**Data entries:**

-- Start --

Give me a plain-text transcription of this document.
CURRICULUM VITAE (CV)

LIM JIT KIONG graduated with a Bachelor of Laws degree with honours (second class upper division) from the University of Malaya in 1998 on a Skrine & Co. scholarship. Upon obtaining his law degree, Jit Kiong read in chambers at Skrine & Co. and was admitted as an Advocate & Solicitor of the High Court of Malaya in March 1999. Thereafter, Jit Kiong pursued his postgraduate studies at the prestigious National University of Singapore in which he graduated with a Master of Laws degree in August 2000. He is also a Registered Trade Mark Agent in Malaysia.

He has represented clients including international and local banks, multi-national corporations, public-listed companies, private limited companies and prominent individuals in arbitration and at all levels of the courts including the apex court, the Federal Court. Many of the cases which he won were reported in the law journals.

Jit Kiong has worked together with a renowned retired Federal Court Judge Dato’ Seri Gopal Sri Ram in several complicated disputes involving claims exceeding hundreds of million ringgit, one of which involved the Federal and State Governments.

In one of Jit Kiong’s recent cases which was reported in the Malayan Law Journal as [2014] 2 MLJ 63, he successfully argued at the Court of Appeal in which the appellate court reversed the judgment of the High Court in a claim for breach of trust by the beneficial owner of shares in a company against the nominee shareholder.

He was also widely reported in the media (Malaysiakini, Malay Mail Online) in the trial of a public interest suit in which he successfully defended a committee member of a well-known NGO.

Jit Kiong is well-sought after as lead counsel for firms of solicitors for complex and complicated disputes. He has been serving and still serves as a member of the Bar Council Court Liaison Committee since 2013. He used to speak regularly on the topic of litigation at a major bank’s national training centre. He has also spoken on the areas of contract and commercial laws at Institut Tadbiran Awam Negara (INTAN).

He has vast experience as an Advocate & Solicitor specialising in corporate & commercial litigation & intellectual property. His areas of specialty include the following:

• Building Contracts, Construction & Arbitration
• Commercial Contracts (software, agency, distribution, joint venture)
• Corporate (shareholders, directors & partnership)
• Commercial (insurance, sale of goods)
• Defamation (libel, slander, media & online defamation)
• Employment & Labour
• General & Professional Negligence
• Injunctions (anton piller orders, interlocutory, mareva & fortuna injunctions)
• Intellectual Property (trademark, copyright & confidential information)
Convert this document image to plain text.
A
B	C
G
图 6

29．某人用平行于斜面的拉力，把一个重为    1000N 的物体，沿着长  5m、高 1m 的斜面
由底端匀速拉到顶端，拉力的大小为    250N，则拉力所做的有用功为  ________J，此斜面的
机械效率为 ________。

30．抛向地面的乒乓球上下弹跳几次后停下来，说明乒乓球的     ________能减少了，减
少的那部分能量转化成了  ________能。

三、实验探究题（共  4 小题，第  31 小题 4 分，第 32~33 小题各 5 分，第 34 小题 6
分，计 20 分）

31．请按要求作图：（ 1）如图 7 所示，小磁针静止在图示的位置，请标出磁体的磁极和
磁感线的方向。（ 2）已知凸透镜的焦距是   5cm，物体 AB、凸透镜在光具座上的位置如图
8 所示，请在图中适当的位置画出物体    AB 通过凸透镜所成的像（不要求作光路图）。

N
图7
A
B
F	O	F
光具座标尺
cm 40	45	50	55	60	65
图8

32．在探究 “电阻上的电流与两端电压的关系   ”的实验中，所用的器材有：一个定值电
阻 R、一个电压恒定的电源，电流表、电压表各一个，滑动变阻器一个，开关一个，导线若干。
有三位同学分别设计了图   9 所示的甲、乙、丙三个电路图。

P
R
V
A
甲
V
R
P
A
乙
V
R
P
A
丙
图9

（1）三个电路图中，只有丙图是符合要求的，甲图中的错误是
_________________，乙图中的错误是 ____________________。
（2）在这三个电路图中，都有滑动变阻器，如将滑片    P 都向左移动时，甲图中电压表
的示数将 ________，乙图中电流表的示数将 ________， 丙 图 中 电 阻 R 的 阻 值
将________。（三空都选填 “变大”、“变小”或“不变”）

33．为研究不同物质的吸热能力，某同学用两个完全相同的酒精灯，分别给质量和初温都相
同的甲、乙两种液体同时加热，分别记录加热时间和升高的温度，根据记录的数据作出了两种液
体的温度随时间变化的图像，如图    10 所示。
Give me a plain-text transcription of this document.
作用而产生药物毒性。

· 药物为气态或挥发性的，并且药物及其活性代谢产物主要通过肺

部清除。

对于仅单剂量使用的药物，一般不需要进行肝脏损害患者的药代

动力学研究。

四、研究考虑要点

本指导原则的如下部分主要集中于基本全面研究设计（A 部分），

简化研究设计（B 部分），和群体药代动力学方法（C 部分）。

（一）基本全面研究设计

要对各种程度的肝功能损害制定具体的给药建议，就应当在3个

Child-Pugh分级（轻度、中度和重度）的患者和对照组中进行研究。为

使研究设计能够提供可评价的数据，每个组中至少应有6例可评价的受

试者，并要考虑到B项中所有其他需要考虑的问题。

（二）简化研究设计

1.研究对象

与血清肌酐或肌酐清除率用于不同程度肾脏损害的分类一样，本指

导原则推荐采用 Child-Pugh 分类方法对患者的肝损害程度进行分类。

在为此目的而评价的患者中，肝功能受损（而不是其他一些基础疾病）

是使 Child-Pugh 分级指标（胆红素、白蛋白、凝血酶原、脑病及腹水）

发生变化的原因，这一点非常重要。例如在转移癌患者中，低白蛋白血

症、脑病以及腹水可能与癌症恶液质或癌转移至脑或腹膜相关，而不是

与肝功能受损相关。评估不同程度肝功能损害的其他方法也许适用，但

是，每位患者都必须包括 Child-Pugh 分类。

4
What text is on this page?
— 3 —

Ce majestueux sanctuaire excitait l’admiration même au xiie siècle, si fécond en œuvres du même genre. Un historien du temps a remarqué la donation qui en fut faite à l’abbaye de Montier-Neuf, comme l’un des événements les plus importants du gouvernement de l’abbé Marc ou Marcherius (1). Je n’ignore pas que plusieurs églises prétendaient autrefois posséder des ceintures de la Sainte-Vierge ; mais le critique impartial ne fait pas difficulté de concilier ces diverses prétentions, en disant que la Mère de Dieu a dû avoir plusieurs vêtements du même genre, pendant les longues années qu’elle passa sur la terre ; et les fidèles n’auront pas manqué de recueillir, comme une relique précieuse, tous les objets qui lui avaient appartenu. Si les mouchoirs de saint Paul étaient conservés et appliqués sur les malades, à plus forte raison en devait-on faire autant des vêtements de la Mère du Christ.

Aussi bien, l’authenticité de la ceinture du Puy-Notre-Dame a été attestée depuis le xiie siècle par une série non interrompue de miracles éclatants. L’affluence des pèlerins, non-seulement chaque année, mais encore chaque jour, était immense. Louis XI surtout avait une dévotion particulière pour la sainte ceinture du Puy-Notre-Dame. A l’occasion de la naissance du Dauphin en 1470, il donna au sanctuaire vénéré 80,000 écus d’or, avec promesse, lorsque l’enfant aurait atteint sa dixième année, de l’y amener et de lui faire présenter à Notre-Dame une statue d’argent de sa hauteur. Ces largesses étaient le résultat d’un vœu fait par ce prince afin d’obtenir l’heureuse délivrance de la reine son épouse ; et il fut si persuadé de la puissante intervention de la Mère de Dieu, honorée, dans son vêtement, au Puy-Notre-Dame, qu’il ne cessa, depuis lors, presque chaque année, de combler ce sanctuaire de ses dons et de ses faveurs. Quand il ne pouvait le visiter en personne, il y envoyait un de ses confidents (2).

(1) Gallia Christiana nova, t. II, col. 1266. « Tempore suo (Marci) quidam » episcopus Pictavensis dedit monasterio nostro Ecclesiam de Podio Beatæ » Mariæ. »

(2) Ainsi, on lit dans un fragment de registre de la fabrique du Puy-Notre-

-- End --

**Written task:**
Produce an exact copy of every entry above.

**Solution:**
Give me a plain-text transcription of this document.
CURRICULUM VITAE (CV)

LIM JIT KIONG graduated with a Bachelor of Laws degree with honours (second class upper division) from the University of Malaya in 1998 on a Skrine & Co. scholarship. Upon obtaining his law degree, Jit Kiong read in chambers at Skrine & Co. and was admitted as an Advocate & Solicitor of the High Court of Malaya in March 1999. Thereafter, Jit Kiong pursued his postgraduate studies at the prestigious National University of Singapore in which he graduated with a Master of Laws degree in August 2000. He is also a Registered Trade Mark Agent in Malaysia.

He has represented clients including international and local banks, multi-national corporations, public-listed companies, private limited companies and prominent individuals in arbitration and at all levels of the courts including the apex court, the Federal Court. Many of the cases which he won were reported in the law journals.

Jit Kiong has worked together with a renowned retired Federal Court Judge Dato’ Seri Gopal Sri Ram in several complicated disputes involving claims exceeding hundreds of million ringgit, one of which involved the Federal and State Governments.

In one of Jit Kiong’s recent cases which was reported in the Malayan Law Journal as [2014] 2 MLJ 63, he successfully argued at the Court of Appeal in which the appellate court reversed the judgment of the High Court in a claim for breach of trust by the beneficial owner of shares in a company against the nominee shareholder.

He was also widely reported in the media (Malaysiakini, Malay Mail Online) in the trial of a public interest suit in which he successfully defended a committee member of a well-known NGO.

Jit Kiong is well-sought after as lead counsel for firms of solicitors for complex and complicated disputes. He has been serving and still serves as a member of the Bar Council Court Liaison Committee since 2013. He used to speak regularly on the topic of litigation at a major bank’s national training centre. He has also spoken on the areas of contract and commercial laws at Institut Tadbiran Awam Negara (INTAN).

He has vast experience as an Advocate & Solicitor specialising in corporate & commercial litigation & intellectual property. His areas of specialty include the following:

• Building Contracts, Construction & Arbitration
• Commercial Contracts (software, agency, distribution, joint venture)
• Corporate (shareholders, directors & partnership)
• Commercial (insurance, sale of goods)
• Defamation (libel, slander, media & online defamation)
• Employment & Labour
• General & Professional Negligence
• Injunctions (anton piller orders, interlocutory, mareva & fortuna injunctions)
• Intellectual Property (trademark, copyright & confidential information)
Convert this document image to plain text.
A
B	C
G
图 6

29．某人用平行于斜面的拉力，把一个重为    1000N 的物体，沿着长  5m、高 1m 的斜面
由底端匀速拉到顶端，拉力的大小为    250N，则拉力所做的有用功为  ________J，此斜面的
机械效率为 ________。

30．抛向地面的乒乓球上下弹跳几次后停下来，说明乒乓球的     ________能减少了，减
少的那部分能量转化成了  ________能。

三、实验探究题（共  4 小题，第  31 小题 4 分，第 32~33 小题各 5 分，第 34 小题 6
分，计 20 分）

31．请按要求作图：（ 1）如图 7 所示，小磁针静止在图示的位置，请标出磁体的磁极和
磁感线的方向。（ 2）已知凸透镜的焦距是   5cm，物体 AB、凸透镜在光具座上的位置如图
8 所示，请在图中适当的位置画出物体    AB 通过凸透镜所成的像（不要求作光路图）。

N
图7
A
B
F	O	F
光具座标尺
cm 40	45	50	55	60	65
图8

32．在探究 “电阻上的电流与两端电压的关系   ”的实验中，所用的器材有：一个定值电
阻 R、一个电压恒定的电源，电流表、电压表各一个，滑动变阻器一个，开关一个，导线若干。
有三位同学分别设计了图   9 所示的甲、乙、丙三个电路图。

P
R
V
A
甲
V
R
P
A
乙
V
R
P
A
丙
图9

（1）三个电路图中，只有丙图是符合要求的，甲图中的错误是
_________________，乙图中的错误是 ____________________。
（2）在这三个电路图中，都有滑动变阻器，如将滑片    P 都向左移动时，甲图中电压表
的示数将 ________，乙图中电流表的示数将 ________， 丙 图 中 电 阻 R 的 阻 值
将________。（三空都选填 “变大”、“变小”或“不变”）

33．为研究不同物质的吸热能力，某同学用两个完全相同的酒精灯，分别给质量和初温都相
同的甲、乙两种液体同时加热，分别记录加热时间和升高的温度，根据记录的数据作出了两种液
体的温度随时间变化的图像，如图    10 所示。
Give me a plain-text transcription of this document.
作用而产生药物毒性。

· 药物为气态或挥发性的，并且药物及其活性代谢产物主要通过肺

部清除。

对于仅单剂量使用的药物，一般不需要进行肝脏损害患者的药代

动力学研究。

四、研究考虑要点

本指导原则的如下部分主要集中于基本全面研究设计（A 部分），

简化研究设计（B 部分），和群体药代动力学方法（C 部分）。

（一）基本全面研究设计

要对各种程度的肝功能损害制定具体的给药建议，就应当在3个

Child-Pugh分级（轻度、中度和重度）的患者和对照组中进行研究。为

使研究设计能够提供可评价的数据，每个组中至少应有6例可评价的受

试者，并要考虑到B项中所有其他需要考虑的问题。

（二）简化研究设计

1.研究对象

与血清肌酐或肌酐清除率用于不同程度肾脏损害的分类一样，本指

导原则推荐采用 Child-Pugh 分类方法对患者的肝损害程度进行分类。

在为此目的而评价的患者中，肝功能受损（而不是其他一些基础疾病）

是使 Child-Pugh 分级指标（胆红素、白蛋白、凝血酶原、脑病及腹水）

发生变化的原因，这一点非常重要。例如在转移癌患者中，低白蛋白血

症、脑病以及腹水可能与癌症恶液质或癌转移至脑或腹膜相关，而不是

与肝功能受损相关。评估不同程度肝功能损害的其他方法也许适用，但

是，每位患者都必须包括 Child-Pugh 分类。

4
What text is on this page?
— 3 —

Ce majestueux sanctuaire excitait l’admiration même au xiie siècle, si fécond en œuvres du même genre. Un historien du temps a remarqué la donation qui en fut faite à l’abbaye de Montier-Neuf, comme l’un des événements les plus importants du gouvernement de l’abbé Marc ou Marcherius (1). Je n’ignore pas que plusieurs églises prétendaient autrefois posséder des ceintures de la Sainte-Vierge ; mais le critique impartial ne fait pas difficulté de concilier ces diverses prétentions, en disant que la Mère de Dieu a dû avoir plusieurs vêtements du même genre, pendant les longues années qu’elle passa sur la terre ; et les fidèles n’auront pas manqué de recueillir, comme une relique précieuse, tous les objets qui lui avaient appartenu. Si les mouchoirs de saint Paul étaient conservés et appliqués sur les malades, à plus forte raison en devait-on faire autant des vêtements de la Mère du Christ.

Aussi bien, l’authenticité de la ceinture du Puy-Notre-Dame a été attestée depuis le xiie siècle par une série non interrompue de miracles éclatants. L’affluence des pèlerins, non-seulement chaque année, mais encore chaque jour, était immense. Louis XI surtout avait une dévotion particulière pour la sainte ceinture du Puy-Notre-Dame. A l’occasion de la naissance du Dauphin en 1470, il donna au sanctuaire vénéré 80,000 écus d’or, avec promesse, lorsque l’enfant aurait atteint sa dixième année, de l’y amener et de lui faire présenter à Notre-Dame une statue d’argent de sa hauteur. Ces largesses étaient le résultat d’un vœu fait par ce prince afin d’obtenir l’heureuse délivrance de la reine son épouse ; et il fut si persuadé de la puissante intervention de la Mère de Dieu, honorée, dans son vêtement, au Puy-Notre-Dame, qu’il ne cessa, depuis lors, presque chaque année, de combler ce sanctuaire de ses dons et de ses faveurs. Quand il ne pouvait le visiter en personne, il y envoyait un de ses confidents (2).

(1) Gallia Christiana nova, t. II, col. 1266. « Tempore suo (Marci) quidam » episcopus Pictavensis dedit monasterio nostro Ecclesiam de Podio Beatæ » Mariæ. »

(2) Ainsi, on lit dans un fragment de registre de la fabrique du Puy-Notre-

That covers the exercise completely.